REQUIRED WORK: Output all the data exactly. Pictures do not belong in the copy.
○ ○ ○
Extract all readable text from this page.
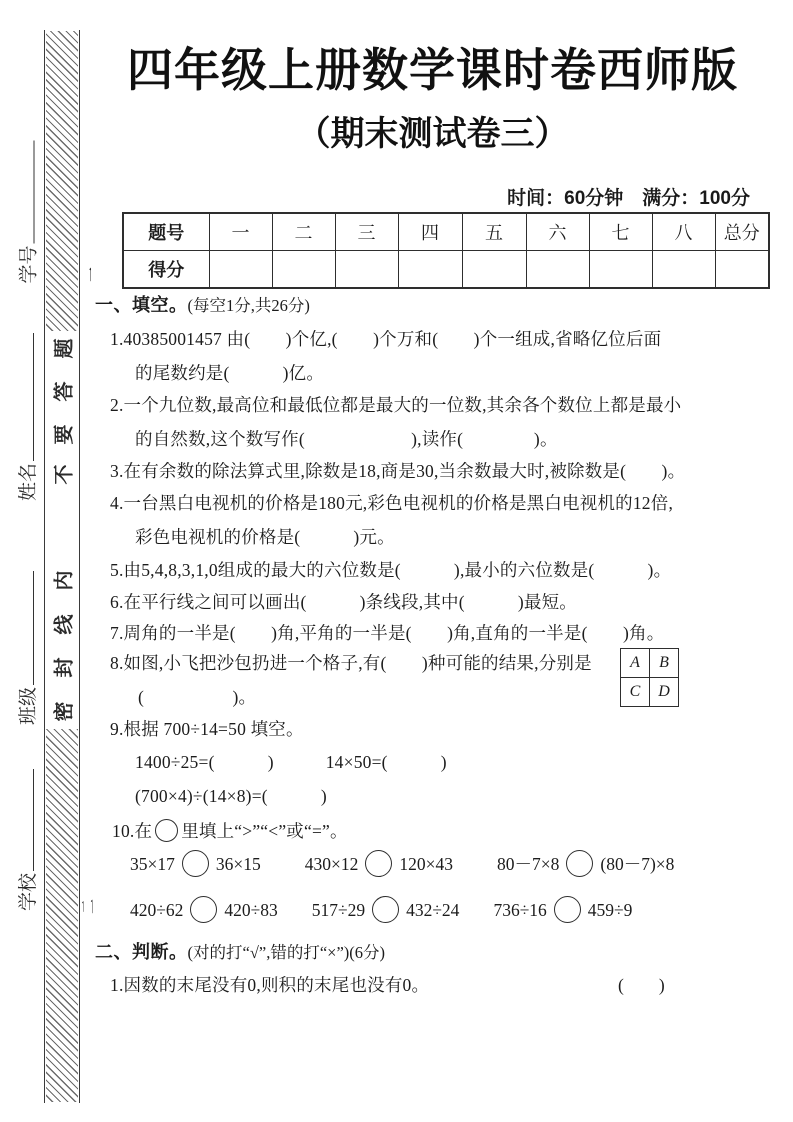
题
答
要
不
内
线
封
密
一
二
学号
姓名
班级
学校
四年级上册数学课时卷西师版
（期末测试卷三）
时间：60分钟　满分：100分
题号	一	二	三	四	五	六	七	八	总分
得分									
一、填空。(每空1分,共26分)
1.40385001457 由(　　)个亿,(　　)个万和(　　)个一组成,省略亿位后面
的尾数约是(　　　)亿。
2.一个九位数,最高位和最低位都是最大的一位数,其余各个数位上都是最小
的自然数,这个数写作(　　　　　　),读作(　　　　)。
3.在有余数的除法算式里,除数是18,商是30,当余数最大时,被除数是(　　)。
4.一台黑白电视机的价格是180元,彩色电视机的价格是黑白电视机的12倍,
彩色电视机的价格是(　　　)元。
5.由5,4,8,3,1,0组成的最大的六位数是(　　　),最小的六位数是(　　　)。
6.在平行线之间可以画出(　　　)条线段,其中(　　　)最短。
7.周角的一半是(　　)角,平角的一半是(　　)角,直角的一半是(　　)角。
8.如图,小飞把沙包扔进一个格子,有(　　)种可能的结果,分别是
(　　　　　)。
A	B
C	D
9.根据 700÷14=50 填空。
1400÷25=(　　　)	14×50=(　　　)
(700×4)÷(14×8)=(　　　)
10.在 里填上“>”“<”或“=”。
35×17 36×15	430×12 120×43	80－7×8 (80－7)×8
420÷62 420÷83 517÷29 432÷24 736÷16 459÷9
二、判断。(对的打“√”,错的打“×”)(6分)
1.因数的末尾没有0,则积的末尾也没有0。	(　　)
○ ○ ○
EXPECTED OUTPUT:
Extract all readable text from this page.
题
答
要
不
内
线
封
密
一
二
学号
姓名
班级
学校
四年级上册数学课时卷西师版
（期末测试卷三）
时间：60分钟　满分：100分
题号	一	二	三	四	五	六	七	八	总分
得分									
一、填空。(每空1分,共26分)
1.40385001457 由(　　)个亿,(　　)个万和(　　)个一组成,省略亿位后面
的尾数约是(　　　)亿。
2.一个九位数,最高位和最低位都是最大的一位数,其余各个数位上都是最小
的自然数,这个数写作(　　　　　　),读作(　　　　)。
3.在有余数的除法算式里,除数是18,商是30,当余数最大时,被除数是(　　)。
4.一台黑白电视机的价格是180元,彩色电视机的价格是黑白电视机的12倍,
彩色电视机的价格是(　　　)元。
5.由5,4,8,3,1,0组成的最大的六位数是(　　　),最小的六位数是(　　　)。
6.在平行线之间可以画出(　　　)条线段,其中(　　　)最短。
7.周角的一半是(　　)角,平角的一半是(　　)角,直角的一半是(　　)角。
8.如图,小飞把沙包扔进一个格子,有(　　)种可能的结果,分别是
(　　　　　)。
A	B
C	D
9.根据 700÷14=50 填空。
1400÷25=(　　　)	14×50=(　　　)
(700×4)÷(14×8)=(　　　)
10.在 里填上“>”“<”或“=”。
35×17 36×15	430×12 120×43	80－7×8 (80－7)×8
420÷62 420÷83 517÷29 432÷24 736÷16 459÷9
二、判断。(对的打“√”,错的打“×”)(6分)
1.因数的末尾没有0,则积的末尾也没有0。	(　　)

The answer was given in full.